WHAT YOU SHOULD DO:
Below is a block of records: output all of them exactly and leave out the pictures.

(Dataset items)

──────

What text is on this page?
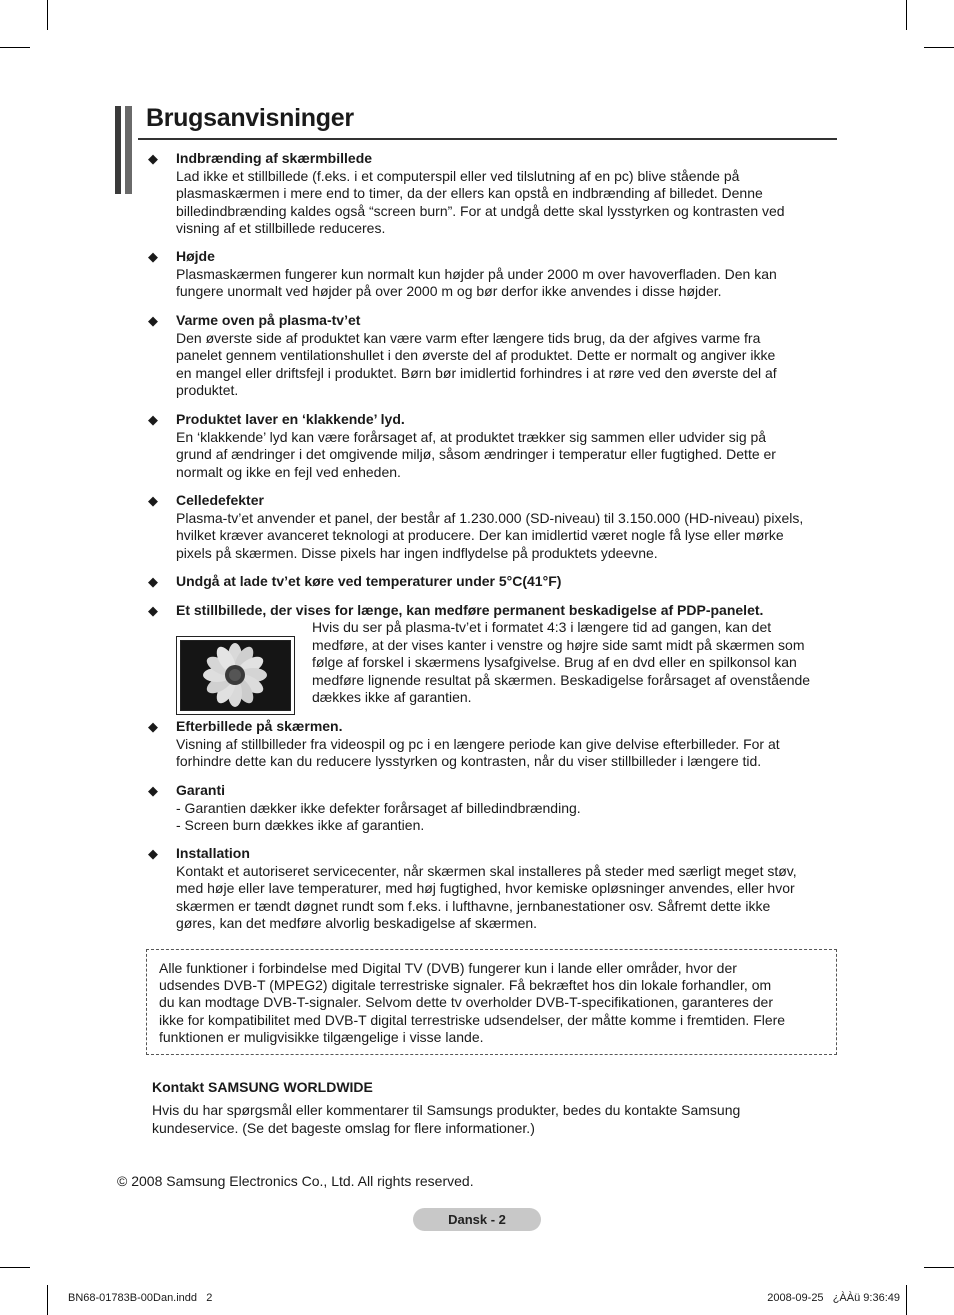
Brugsanvisninger
◆ Indbrænding af skærmbillede
Lad ikke et stillbillede (f.eks. i et computerspil eller ved tilslutning af en pc) blive stående på
plasmaskærmen i mere end to timer, da der ellers kan opstå en indbrænding af billedet. Denne
billedindbrænding kaldes også “screen burn”. For at undgå dette skal lysstyrken og kontrasten ved
visning af et stillbillede reduceres.
◆ Højde
Plasmaskærmen fungerer kun normalt kun højder på under 2000 m over havoverfladen. Den kan
fungere unormalt ved højder på over 2000 m og bør derfor ikke anvendes i disse højder.
◆ Varme oven på plasma-tv’et
Den øverste side af produktet kan være varm efter længere tids brug, da der afgives varme fra
panelet gennem ventilationshullet i den øverste del af produktet. Dette er normalt og angiver ikke
en mangel eller driftsfejl i produktet. Børn bør imidlertid forhindres i at røre ved den øverste del af
produktet.
◆ Produktet laver en ‘klakkende’ lyd.
En ‘klakkende’ lyd kan være forårsaget af, at produktet trækker sig sammen eller udvider sig på
grund af ændringer i det omgivende miljø, såsom ændringer i temperatur eller fugtighed. Dette er
normalt og ikke en fejl ved enheden.
◆ Celledefekter
Plasma-tv’et anvender et panel, der består af 1.230.000 (SD-niveau) til 3.150.000 (HD-niveau) pixels,
hvilket kræver avanceret teknologi at producere. Der kan imidlertid været nogle få lyse eller mørke
pixels på skærmen. Disse pixels har ingen indflydelse på produktets ydeevne.
◆ Undgå at lade tv’et køre ved temperaturer under 5°C(41°F)
◆ Et stillbillede, der vises for længe, kan medføre permanent beskadigelse af PDP-panelet.
Hvis du ser på plasma-tv’et i formatet 4:3 i længere tid ad gangen, kan det
medføre, at der vises kanter i venstre og højre side samt midt på skærmen som
følge af forskel i skærmens lysafgivelse. Brug af en dvd eller en spilkonsol kan
medføre lignende resultat på skærmen. Beskadigelse forårsaget af ovenstående
dækkes ikke af garantien.
◆ Efterbillede på skærmen.
Visning af stillbilleder fra videospil og pc i en længere periode kan give delvise efterbilleder. For at
forhindre dette kan du reducere lysstyrken og kontrasten, når du viser stillbilleder i længere tid.
◆ Garanti
- Garantien dækker ikke defekter forårsaget af billedindbrænding.
- Screen burn dækkes ikke af garantien.
◆ Installation
Kontakt et autoriseret servicecenter, når skærmen skal installeres på steder med særligt meget støv,
med høje eller lave temperaturer, med høj fugtighed, hvor kemiske opløsninger anvendes, eller hvor
skærmen er tændt døgnet rundt som f.eks. i lufthavne, jernbanestationer osv. Såfremt dette ikke
gøres, kan det medføre alvorlig beskadigelse af skærmen.
Alle funktioner i forbindelse med Digital TV (DVB) fungerer kun i lande eller områder, hvor der
udsendes DVB-T (MPEG2) digitale terrestriske signaler. Få bekræftet hos din lokale forhandler, om
du kan modtage DVB-T-signaler. Selvom dette tv overholder DVB-T-specifikationen, garanteres der
ikke for kompatibilitet med DVB-T digital terrestriske udsendelser, der måtte komme i fremtiden. Flere
funktionen er muligvisikke tilgængelige i visse lande.
Kontakt SAMSUNG WORLDWIDE
Hvis du har spørgsmål eller kommentarer til Samsungs produkter, bedes du kontakte Samsung
kundeservice. (Se det bageste omslag for flere informationer.)
© 2008 Samsung Electronics Co., Ltd. All rights reserved.
Dansk - 2
BN68-01783B-00Dan.indd   2	2008-09-25   ¿ÀÀü 9:36:49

──────

COMPLETE OUTPUT:
What text is on this page?
Brugsanvisninger
◆ Indbrænding af skærmbillede
Lad ikke et stillbillede (f.eks. i et computerspil eller ved tilslutning af en pc) blive stående på
plasmaskærmen i mere end to timer, da der ellers kan opstå en indbrænding af billedet. Denne
billedindbrænding kaldes også “screen burn”. For at undgå dette skal lysstyrken og kontrasten ved
visning af et stillbillede reduceres.
◆ Højde
Plasmaskærmen fungerer kun normalt kun højder på under 2000 m over havoverfladen. Den kan
fungere unormalt ved højder på over 2000 m og bør derfor ikke anvendes i disse højder.
◆ Varme oven på plasma-tv’et
Den øverste side af produktet kan være varm efter længere tids brug, da der afgives varme fra
panelet gennem ventilationshullet i den øverste del af produktet. Dette er normalt og angiver ikke
en mangel eller driftsfejl i produktet. Børn bør imidlertid forhindres i at røre ved den øverste del af
produktet.
◆ Produktet laver en ‘klakkende’ lyd.
En ‘klakkende’ lyd kan være forårsaget af, at produktet trækker sig sammen eller udvider sig på
grund af ændringer i det omgivende miljø, såsom ændringer i temperatur eller fugtighed. Dette er
normalt og ikke en fejl ved enheden.
◆ Celledefekter
Plasma-tv’et anvender et panel, der består af 1.230.000 (SD-niveau) til 3.150.000 (HD-niveau) pixels,
hvilket kræver avanceret teknologi at producere. Der kan imidlertid været nogle få lyse eller mørke
pixels på skærmen. Disse pixels har ingen indflydelse på produktets ydeevne.
◆ Undgå at lade tv’et køre ved temperaturer under 5°C(41°F)
◆ Et stillbillede, der vises for længe, kan medføre permanent beskadigelse af PDP-panelet.
Hvis du ser på plasma-tv’et i formatet 4:3 i længere tid ad gangen, kan det
medføre, at der vises kanter i venstre og højre side samt midt på skærmen som
følge af forskel i skærmens lysafgivelse. Brug af en dvd eller en spilkonsol kan
medføre lignende resultat på skærmen. Beskadigelse forårsaget af ovenstående
dækkes ikke af garantien.
◆ Efterbillede på skærmen.
Visning af stillbilleder fra videospil og pc i en længere periode kan give delvise efterbilleder. For at
forhindre dette kan du reducere lysstyrken og kontrasten, når du viser stillbilleder i længere tid.
◆ Garanti
- Garantien dækker ikke defekter forårsaget af billedindbrænding.
- Screen burn dækkes ikke af garantien.
◆ Installation
Kontakt et autoriseret servicecenter, når skærmen skal installeres på steder med særligt meget støv,
med høje eller lave temperaturer, med høj fugtighed, hvor kemiske opløsninger anvendes, eller hvor
skærmen er tændt døgnet rundt som f.eks. i lufthavne, jernbanestationer osv. Såfremt dette ikke
gøres, kan det medføre alvorlig beskadigelse af skærmen.
Alle funktioner i forbindelse med Digital TV (DVB) fungerer kun i lande eller områder, hvor der
udsendes DVB-T (MPEG2) digitale terrestriske signaler. Få bekræftet hos din lokale forhandler, om
du kan modtage DVB-T-signaler. Selvom dette tv overholder DVB-T-specifikationen, garanteres der
ikke for kompatibilitet med DVB-T digital terrestriske udsendelser, der måtte komme i fremtiden. Flere
funktionen er muligvisikke tilgængelige i visse lande.
Kontakt SAMSUNG WORLDWIDE
Hvis du har spørgsmål eller kommentarer til Samsungs produkter, bedes du kontakte Samsung
kundeservice. (Se det bageste omslag for flere informationer.)
© 2008 Samsung Electronics Co., Ltd. All rights reserved.
Dansk - 2
BN68-01783B-00Dan.indd   2	2008-09-25   ¿ÀÀü 9:36:49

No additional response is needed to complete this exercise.